Start of Entries supplied

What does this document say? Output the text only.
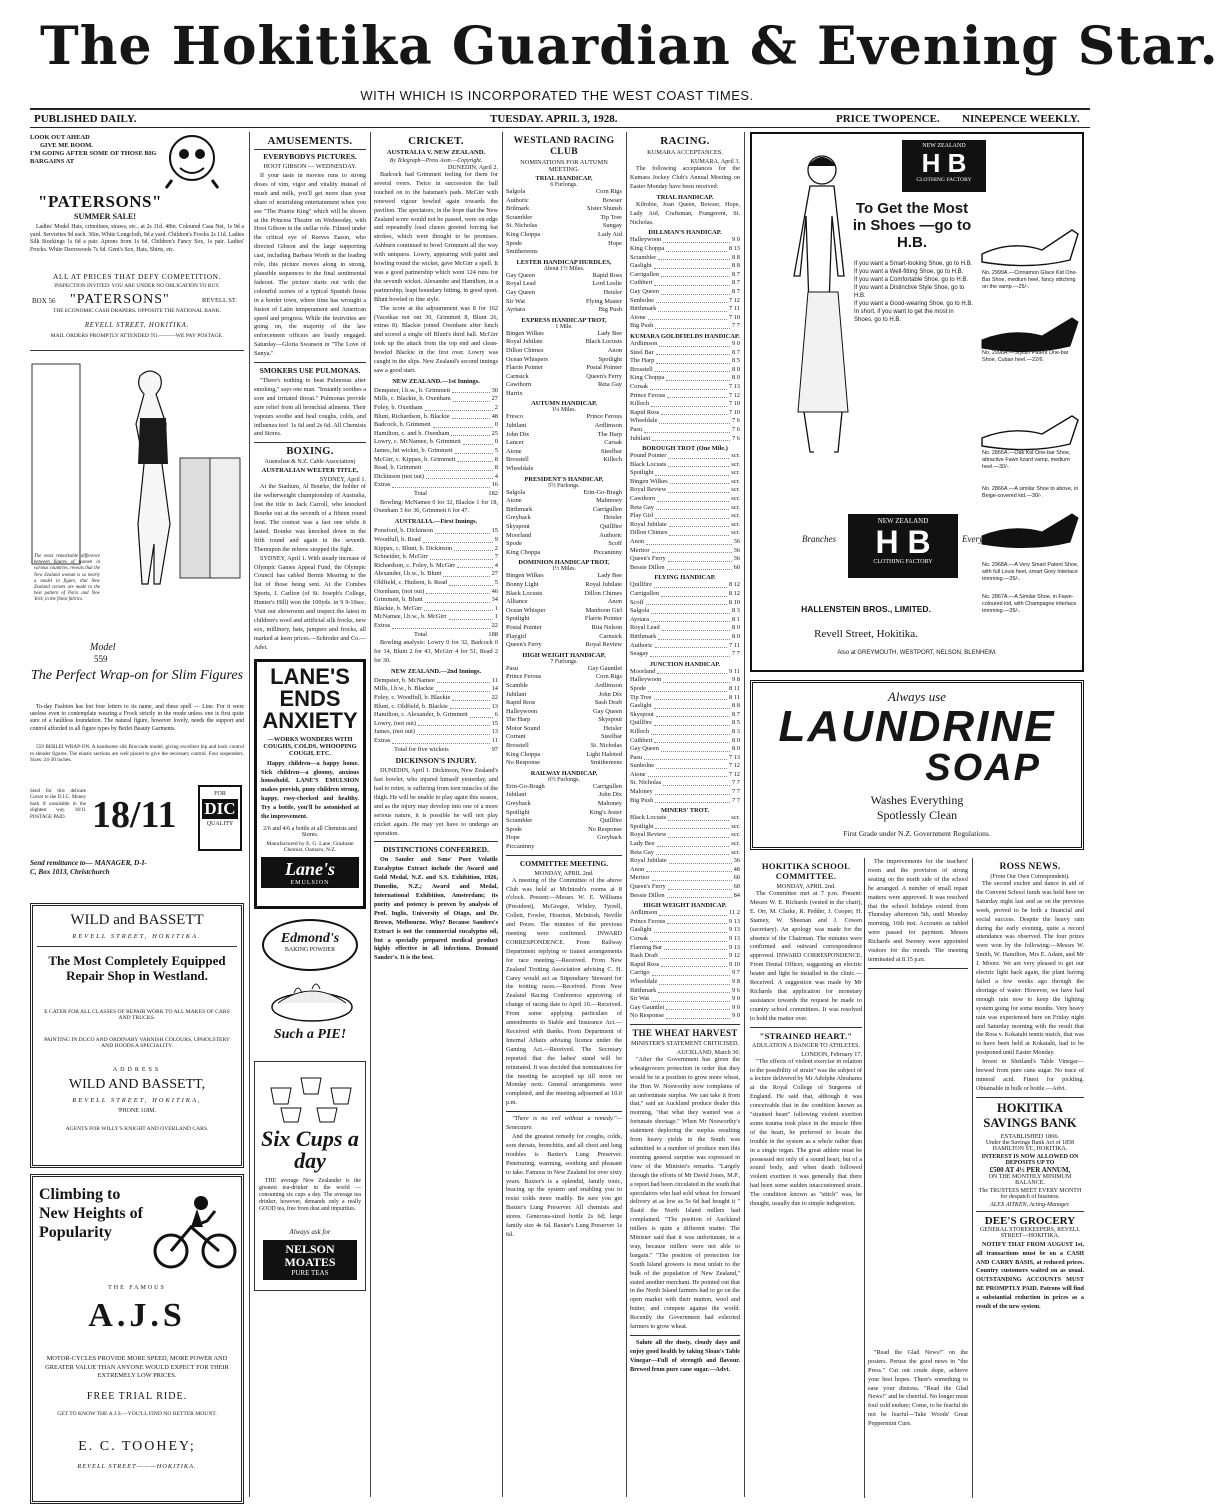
The Hokitika Guardian & Evening Star.
WITH WHICH IS INCORPORATED THE WEST COAST TIMES.
PUBLISHED DAILY.	TUESDAY. APRIL 3, 1928.	PRICE TWOPENCE. NINEPENCE WEEKLY.
LOOK OUT AHEAD
GIVE ME ROOM.
I'M GOING AFTER SOME OF THOSE BIG BARGAINS AT
"PATERSONS"
SUMMER SALE!

Ladies' Model Hats, crinolines, straws, etc., at 2s 11d. 48in. Coloured Casa Net, 1s 9d a yard. Serviettes 9d each. 36in. White Longcloth, 9d a yard. Children's Frocks 2s 11d. Ladies Silk Stockings 1s 6d a pair. Aprons from 1s 6d. Children's Fancy Sox, 1s pair. Ladies' Frocks. White Deerswools 7s 6d. Gent's Sox, Hats, Shirts, etc.

ALL AT PRICES THAT DEFY COMPETITION.
INSPECTION INVITED: YOU ARE UNDER NO OBLIGATION TO BUY.
BOX 56 "PATERSONS"	REVELL ST.
THE ECONOMIC CASH DRAPERS. OPPOSITE THE NATIONAL BANK.
REVELL STREET, HOKITIKA.
MAIL ORDERS PROMPTLY ATTENDED TO.———WE PAY POSTAGE.

The most remarkable difference between figures of women in various countries, reveals that the New Zealand woman is so nearly a model in figure, that New Zealand corsets are made to the best pattern of Paris and New York, in the finest fabrics.

Model
559
The Perfect Wrap-on for Slim Figures

To-day Fashion has but four letters to its name, and these spell — Line. For it were useless even to contemplate wearing a Frock strictly in the mode unless one is first quite sure of a faultless foundation. The natural figure, however lovely, needs the support and control afforded to all figure types by Berlei Beauty Garments.

559 BERLEI WRAP-ON. A handsome silk Broccade model, giving excellent hip and back control to slender figures. The elastic sections are well placed to give the necessary control. Four suspenders. Sizes: 24-30 inches.

Send for this delicate Corset to the D.I.C. Money back if unsuitable in the slightest way. 18/11 POSTAGE PAID. 18/11	FOR
DIC
QUALITY
Send remittance to— MANAGER, D-I-C, Box 1013, Christchurch
WILD and BASSETT
REVELL STREET, HOKITIKA.
The Most Completely Equipped Repair Shop in Westland.
E CATER FOR ALL CLASSES OF REPAIR WORK TO ALL MAKES OF CARS AND TRUCKS.
PAINTING IN DUCO AND ORDINARY VARNISH COLOURS, UPHOLSTERY AND HOODS A SPECIALITY.
ADDRESS
WILD AND BASSETT,
REVELL STREET, HOKITIKA,
'PHONE 118M.
AGENTS FOR WILLY'S KNIGHT AND OVERLAND CARS.
Climbing to New Heights of Popularity
THE FAMOUS
A.J.S
MOTOR-CYCLES PROVIDE MORE SPEED, MORE POWER AND GREATER VALUE THAN ANYONE WOULD EXPECT FOR THEIR EXTREMELY LOW PRICES.
FREE TRIAL RIDE.
GET TO KNOW THE A.J.S.—YOU'LL FIND NO BETTER MOUNT.
E. C. TOOHEY;
REVELL STREET———HOKITIKA.
AMUSEMENTS.
EVERYBODYS PICTURES.
HOOT GIBSON — WEDNESDAY.

If your taste in movies runs to strong doses of vim, vigor and vitality instead of mush and milk, you'll get more than your share of nourishing entertainment when you see "The Prairie King" which will be shown at the Princess Theatre on Wednesday, with Hoot Gibson in the stellar role. Filmed under the critical eye of Reeves Eason, who directed Gibson and the large supporting cast, including Barbara Worth in the leading role, this picture moves along in strong, plausible sequences to the final sentimental fadeout. The picture starts out with the colourful scenes of a typical Spanish fiesta in a border town, where time has wrought a fusion of Latin temperament and American speed and progress. While the festivities are going on, the majority of the law enforcement officers are busily engaged. Saturday—Gloria Swanson in "The Love of Sunya."

SMOKERS USE PULMONAS.

"There's nothing to beat Pulmonas after smoking," says one man. "Instantly soothes a sore and irritated throat." Pulmonas provide sure relief from all bronchial ailments. Their vapours soothe and heal coughs, colds, and influenza too! 1s 6d and 2s 6d. All Chemists and Stores.

BOXING.
Australian & N.Z. Cable Association)
AUSTRALIAN WELTER TITLE,
SYDNEY, April 1.

At the Stadium, Al Bourke, the holder of the welterweight championship of Australia, lost the title to Jack Carroll, who knocked Bourke out at the seventh of a fifteen round bout. The contest was a fast one while it lasted. Bourke was knocked down in the fifth round and again in the seventh. Thereupon the referee stopped the fight.

SYDNEY, April 1. With steady increase of Olympic Games Appeal Fund, the Olympic Council has cabled Bernie Mearing to the list of those being sent. At the Combes Sports, J. Carlton (of St. Joseph's College, Hunter's Hill) won the 100yds. in 9 9-10sec. Visit our showroom and inspect the latest in children's wool and artificial silk frocks, new sox, millinery, hats, jumpers and frocks, all marked at keen prices.—Schroder and Co.—Advt.

LANE'S ENDS ANXIETY
—WORKS WONDERS WITH COUGHS, COLDS, WHOOPING COUGH, ETC.

Happy children—a happy home. Sick children—a gloomy, anxious household. LANE'S EMULSION makes peevish, puny children strong, happy, rosy-cheeked and healthy. Try a bottle, you'll be astonished at the improvement.

2/6 and 4/6 a bottle at all Chemists and Stores.
Manufactured by E. G. Lane, Graduate Chemist, Oamaru, N.Z.
Lane's
EMULSION
Edmond's
BAKING POWDER
Such a PIE!
Six Cups a day

THE average New Zealander is the greatest tea-drinker in the world — consuming six cups a day. The average tea drinker, however, demands only a really GOOD tea, free from dust and impurities.

Always ask for
NELSON MOATES
PURE TEAS
CRICKET.
AUSTRALIA V. NEW ZEALAND.
By Telegraph—Press Assn.—Copyright.
DUNEDIN, April 2.

Badcock had Grimmett feeling for them for several overs. Twice in succession the ball touched on to the batsman's pads. McGirr with renewed vigour bowled again towards the pavilion. The spectators, in the hope that the New Zealand score would not be passed, were on edge and repeatedly loud cheers greeted forcing bat strokes, which were thought to be promises. Ashburn continued to bowl Grimmett all the way with uniquess. Lowry, appearing with paint and bowling round the wicket, gave McGirr a spell. It was a good partnership which went 124 runs for the seventh wicket. Alexander and Hamilton, in a partnership, leapt boundary hitting, in good sport. Blunt bowled in fine style.

The score at the adjournment was 8 for 162 (Vacetkas not out 30, Grimmett 8, Blunt 26, extras 8). Blackie joined Oxenham after lunch and scored a single off Blunt's third ball. McGirr took up the attack from the top end and clean-bowled Blackie in the first over. Lowry was caught in the slips. New Zealand's second innings saw a good start.

NEW ZEALAND.—1st Innings.
Dempster, l.b.w., b. Grimmett	30
Mills, c. Blackie, b. Oxenham	27
Foley, b. Oxenham	2
Blunt, Richardson, b. Blackie	48
Badcock, b. Grimmett	0
Hamilton, c. and b. Oxenham	25
Lowry, c. McNamee, b. Grimmett	0
James, hit wicket, b. Grimmett	5
McGirr, c. Kippax, b. Grimmett	8
Read, b. Grimmett	8
Dickinson (not out)	4
Extras	16
Total	182

Bowling: McNamee 0 for 32, Blackie 1 for 18, Oxenham 3 for 36, Grimmett 6 for 47.

AUSTRALIA.—First Innings.
Ponsford, b. Dickinson	15
Woodfull, b. Read	9
Kippax, c. Blunt, b. Dickinson	2
Schneider, b. McGirr	7
Richardson, c. Foley, b. McGirr	4
Alexander, l.b.w., b. Blunt	27
Oldfield, c. Hudson, b. Read	5
Oxenham, (not out)	46
Grimmett, b. Blunt	34
Blackie, b. McGirr	1
McNamee, l.b.w., b. McGirr	1
Extras	22
Total	188

Bowling analysis: Lowry 0 for 32, Badcock 0 for 14, Blunt 2 for 43, McGirr 4 for 51, Read 2 for 30.

NEW ZEALAND.—2nd Innings.
Dempster, b. McNamee	11
Mills, l.b.w., b. Blackie	14
Foley, c. Woodfull, b. Blackie	22
Blunt, c. Oldfield, b. Blackie	13
Hamilton, c. Alexander, b. Grimmett	6
Lowry, (not out)	15
James, (not out)	13
Extras	11
Total for five wickets	97
DICKINSON'S INJURY.

DUNEDIN, April 1. Dickinson, New Zealand's fast bowler, who injured himself yesterday, and had to retire, is suffering from torn muscles of the thigh. He will be unable to play again this season, and as the injury may develop into one of a more serious nature, it is possible he will not play cricket again. He may yet have to undergo an operation.

DISTINCTIONS CONFERRED.

On Sander and Sons' Pure Volatile Eucalyptus Extract include the Award and Gold Medal, N.Z. and S.S. Exhibition, 1926, Dunedin, N.Z.; Award and Medal, International Exhibition, Amsterdam; its purity and potency is proven by analysis of Prof. Inglis, University of Otago, and Dr. Brown, Melbourne. Why? Because Sanders's Extract is not the commercial eucalyptus oil, but a specially prepared medical product highly effective in all infections. Demand Sander's. It is the best.

WESTLAND RACING CLUB
NOMINATIONS FOR AUTUMN MEETING.
TRIAL HANDICAP,
6 Furlongs.
Salgola	Corn Rigs
Authoric	Bowser
Brilmark	Sister Shunsh
Scrambler	Tip Tree
St. Nicholas	Sungay
King Choppa	Lady Aid
Spode	Hope
Smithereens
LESTER HANDICAP HURDLES,
About 1½ Miles.
Gay Queen	Rapid Ross
Royal Lead	Lord Leslie
Gay Queen	Heisler
Sir Wat	Flying Master
Ayrtara	Big Push
EXPRESS HANDICAP TROT,
1 Mile.
Bingen Wilkes	Lady Bee
Royal Jubilate	Black Locusts
Dillon Chimes	Anon
Ocean Whispers	Spotlight
Flarrie Pointer	Postal Pointer
Carnsick	Queen's Ferry
Cawthorn	Reta Gay
Harrix
AUTUMN HANDICAP,
1¼ Miles.
Fresco	Prince Ferous
Jubilant	Ardlimson
John Dix	The Harp
Lancer	Carsak
Atone	Steelbar
Brosstell	Killech
Wheeldale
PRESIDENT'S HANDICAP,
5½ Furlongs.
Salgola	Erin-Go-Bragh
Atone	Mahmoey
Birthmark	Carrigullen
Greyback	Heisler
Skyspout	Quillfire
Moorland	Authoric
Spode	Scoff
King Choppa	Piccaninny
DOMINION HANDICAP TROT,
1½ Miles.
Bingen Wilkes	Lady Bee
Bonny Light	Royal Jubilate
Black Locusts	Dillon Chimes
Alliance	Anon
Ocean Whisper	Manhoon Girl
Spotlight	Flarrie Pointer
Postal Pointer	Rita Nelson
Playgirl	Carnsick
Queen's Ferry	Royal Review
HIGH WEIGHT HANDICAP,
7 Furlongs.
Pasu	Gay Gauntlet
Prince Ferous	Corn Rigs
Scamble	Ardlimson
Jubilant	John Dix
Rapid Ross	Sash Draft
Halleywoon	Gay Queen
The Harp	Skyspout
Motor Sound	Heisler
Corrant	Steelbar
Brosstell	St. Nicholas
King Choppa	Light Haloted
No Response	Smithereens
RAILWAY HANDICAP,
6½ Furlongs.
Erin-Go-Bragh	Carrigullen
Jubilant	John Dix
Greyback	Mahoney
Spotlight	King's Jester
Scrambler	Quillfire
Spode	No Response
Hope	Greyback
Piccaninny
COMMITTEE MEETING.
MONDAY, APRIL 2nd.

A meeting of the Committee of the above Club was held at McIntosh's rooms at 8 o'clock. Present:—Messrs W. E. Williams (President), McGregor, Whiley, Tyrrell, Collett, Fowler, Hourton, McIntosh, Neville and Poore. The minutes of the previous meeting were confirmed. INWARD CORRESPONDENCE. From Railway Department replying re transit arrangements for race meeting.—Received. From New Zealand Trotting Association advising C. H. Carey would act as Stipendiary Steward for the trotting races.—Received. From New Zealand Racing Conference approving of change of racing date to April 10.—Received. From some applying particulars of amendments to Stable and Insurance Act.—Received with thanks. From Department of Internal Affairs advising licence under the Gaming Act.—Received. The Secretary reported that the ladies' stand will be reinstated. It was decided that nominations for the meeting be accepted up till noon on Monday next. General arrangements were completed, and the meeting adjourned at 10.0 p.m.

"There is no evil without a remedy."—Senecaure.

And the greatest remedy for coughs, colds, sore throats, bronchitis, and all chest and lung troubles is Baxter's Lung Preserver. Penetrating, warming, soothing and pleasant to take. Famous in New Zealand for over sixty years. Baxter's is a splendid, family tonic, bracing up the system and enabling you to resist colds more readily. Be sure you get Baxter's Lung Preserver. All chemists and stores. Generous-sized bottle 2s 6d; large family size 4s 6d. Baxter's Lung Preserver 1s 6d.

RACING.
KUMARA ACCEPTANCES.
KUMARA, April 3.

The following acceptances for the Kumara Jockey Club's Annual Meeting on Easter Monday have been received:

TRIAL HANDICAP.

Kilrobie, Joan Queen, Bowser, Hope, Lady Aid, Craftsman, Frangerent, St. Nicholas.

DILLMAN'S HANDICAP.
Halleywoon	9 0
King Choppa	8 13
Scrambler	8 8
Gaslight	8 8
Carrigullen	8 7
Cuthbert	8 7
Gay Queen	8 7
Sunbolne	7 12
Birthmark	7 11
Atone	7 10
Big Push	7 7
KUMARA GOLDFIELDS HANDICAP.
Ardlimson	9 0
Steel Bar	8 7
The Harp	8 5
Brosstell	8 0
King Choppa	8 0
Corsak	7 13
Prince Ferous	7 12
Killoch	7 10
Rapid Ross	7 10
Wheeldale	7 6
Pasu	7 6
Jubilant	7 6
BOROUGH TROT (One Mile.)
Pound Pointer	scr.
Black Locusts	scr.
Spotlight	scr.
Bingen Wilkes	scr.
Royal Review	scr.
Cawthorn	scr.
Reta Gay	scr.
Play Girl	scr.
Royal Jubilate	scr.
Dillon Chimes	scr.
Anon	36
Meritor	36
Queen's Ferry	36
Bessie Dillon	60
FLYING HANDICAP.
Quillfire	8 12
Carrigullen	8 12
Scoff	8 10
Salgola	8 3
Ayrtara	8 1
Royal Lead	8 0
Birthmark	8 0
Authoric	7 11
Seagay	7 7
JUNCTION HANDICAP.
Moorland	9 11
Halleywoon	9 8
Spode	8 11
Tip Tree	8 11
Gaslight	8 8
Skyspout	8 7
Quillfire	8 5
Killoch	8 3
Cuthbert	8 0
Gay Queen	8 0
Pasu	7 13
Sunbolne	7 12
Atone	7 12
St. Nicholas	7 7
Maloney	7 7
Big Push	7 7
MINERS' TROT.
Black Locusts	scr.
Spotlight	scr.
Royal Review	scr.
Lady Bee	scr.
Reta Gay	scr.
Royal Jubilate	36
Anon	48
Meritor	60
Queen's Ferry	60
Bessie Dillon	84
HIGH WEIGHT HANDICAP.
Ardlimson	11 2
Prince Ferous	9 13
Gaslight	9 13
Corsak	9 13
Flaming Bar	9 13
Rash Draft	9 12
Rapid Ross	9 10
Carrigo	9 7
Wheeldale	9 8
Birthmark	9 6
Sir Wat	9 0
Gay Gauntlet	9 0
No Response	9 0
THE WHEAT HARVEST
MINISTER'S STATEMENT CRITICISED.
AUCKLAND, March 30.

"After the Government has given the wheatgrowers protection in order that they would be in a position to grow more wheat, the Hon W. Nosworthy now complains of an unfortunate surplus. We can take it from that," said an Auckland produce dealer this morning, "that what they wanted was a fortunate shortage." When Mr Nosworthy's statement deploring the surplus resulting from heavy yields in the South was submitted to a number of produce men this morning general surprise was expressed in view of the Minister's remarks. "Largely through the efforts of Mr David Jones, M.P., a report had been circulated in the south that speculators who had sold wheat for forward delivery at as low as 5s 6d had bought it " Ilsaid the North Island millers had complained. "The position of Auckland millers is quite a different matter. The Minister said that it was unfortunate, in a way, because millers were not able to bargain." "The position of protection for South Island growers is most unfair to the bulk of the population of New Zealand," stated another merchant. He pointed out that in the North Island farmers had to go on the open market with their mutton, wool and butter, and compete against the world. Recently the Government had exhorted farmers to grow wheat.

Salute all the dusty, cloudy days and enjoy good health by taking Sloan's Table Vinegar—Full of strength and flavour. Brewed from pure cane sugar.—Advt.

NEW ZEALAND
H B
CLOTHING FACTORY
To Get the Most in Shoes —go to H.B.
If you want a Smart-looking Shoe, go to H.B.
If you want a Well-fitting Shoe, go to H.B.
If you want a Comfortable Shoe, go to H.B.
If you want a Distinctive Style Shoe, go to H.B.
If you want a Good-wearing Shoe, go to H.B.
In short, if you want to get the most in Shoes, go to H.B.
No. 2999A.—Cinnamon Glace Kid One-Bar Shoe, medium heel, fancy stitching on the vamp.—25/-.
No. 2998A.—Stylish Patent One-bar Shoe, Cuban heel.—22/6.
No. 2866A.—Oak Kid One-bar Shoe, attractive Fawn lizard vamp, medium heel.—30/-.
No. 2866A.—A similar Shoe to above, in Beige-covered kid.—30/-.
No. 2968A.—A Very Smart Patent Shoe, with full Louis heel, smart Grey Interlace trimming.—35/-.
No. 2867A.—A Similar Shoe, in Fawn-coloured kid, with Champagne interlace trimming.—35/-.
Branches
NEW ZEALAND
H B
CLOTHING FACTORY
Everywhere
HALLENSTEIN BROS., LIMITED.
Revell Street, Hokitika.
Also at GREYMOUTH, WESTPORT, NELSON, BLENHEIM.
Always use
LAUNDRINE
SOAP
Washes Everything Spotlessly Clean
First Grade under N.Z. Government Regulations.
HOKITIKA SCHOOL COMMITTEE.
MONDAY, APRIL 2nd.

The Committee met at 7 p.m. Present: Messrs W. E. Richards (vested in the chair), E. Orr, M. Clarke, R. Pedder, J. Cooper, H. Stamey, W. Sheenan and J. Cowen (secretary). An apology was made for the absence of the Chairman. The minutes were confirmed and outward correspondence approved. INWARD CORRESPONDENCE. From Dental Officer, suggesting an electric heater and light be installed in the clinic.—Received. A suggestion was made by Mr Richards that application for monetary assistance towards the request be made to country school committees. It was resolved to hold the matter over.

"STRAINED HEART."
ADULATION A DANGER TO ATHLETES.
LONDON, February 17.

"The effects of violent exercise in relation to the possibility of strain" was the subject of a lecture delivered by Mr Adolphe Abrahams at the Royal College of Surgeons of England. He said that, although it was conceivable that in the condition known as "strained heart" following violent exertion some trauma took place in the muscle fibre of the heart, he preferred to locate the trouble in the system as a whole rather than in a single organ. The great athlete must be possessed not only of a sound heart, but of a sound body, and when death followed violent exertion it was generally that there had been some sudden unaccustomed strain. The condition known as "stitch" was, he thought, usually due to simple indigestion.

The improvements for the teachers' room and the provision of strong seating on the north side of the school be arranged. A number of small repair matters were approved. It was resolved that the school holidays extend from Thursday afternoon 5th, until Monday morning, 16th inst. Accounts as tabled were passed for payment. Messrs Richards and Sweney were appointed visitors for the month. The meeting terminated at 8.15 p.m.

"Read the Glad News!" on the posters. Peruse the good news in "the Press." Cut out crude dope, achieve your best hopes. There's something to ease your distress. "Read the Glad News!" and be cheerful. No longer must foul cold endure; Come, to be fearful do not be fearful—Take Woods' Great Peppermint Cure.

ROSS NEWS.
(From Our Own Correspondent).

The second euchre and dance in aid of the Convent School funds was held here on Saturday night last and as on the previous week, proved to be both a financial and social success. Despite the heavy rain during the early evening, quite a record attendance was observed. The four prizes were won by the following:—Messrs W. Smith, W. Hamilton, Mrs E. Adam, and Mr J. Moore. We are very pleased to get our electric light back again, the plant having failed a few weeks ago through the shortage of water. However, we have had enough rain now to keep the lighting system going for some months. Very heavy rain was experienced here on Friday night and Saturday morning with the result that the Ross v. Kokatahi tennis match, that was to have been held at Kokatahi, had to be postponed until Easter Monday.

Invest in Shetland's Table Vinegar—brewed from pure cane sugar. No trace of mineral acid. Finest for pickling. Obtainable in bulk or bottle.—Advt.

HOKITIKA SAVINGS BANK
ESTABLISHED 1866.
Under the Savings Bank Act of 1858 HAMILTON ST., HOKITIKA.
INTEREST IS NOW ALLOWED ON DEPOSITS UP TO
£500 AT 4½ PER ANNUM,
ON THE MONTHLY MINIMUM BALANCE.
The TRUSTEES MEET EVERY MONTH for despatch of business.
ALEX AITKEN, Acting-Manager.
DEE'S GROCERY
GENERAL STOREKEEPERS, REVELL STREET—HOKITIKA.

NOTIFY THAT FROM AUGUST 1st, all transactions must be on a CASH AND CARRY BASIS, at reduced prices. Country customers waited on as usual. OUTSTANDING ACCOUNTS MUST BE PROMPTLY PAID. Patrons will find a substantial reduction in prices as a result of the new system.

End of Entries supplied

Problem –
Search the lines for the string "Bowser" and copy every line that has it.

Expected output –
Authoric	Bowser
Kilrobie, Joan Queen, Bowser, Hope, Lady Aid, Craftsman, Frangerent, St. Nicholas.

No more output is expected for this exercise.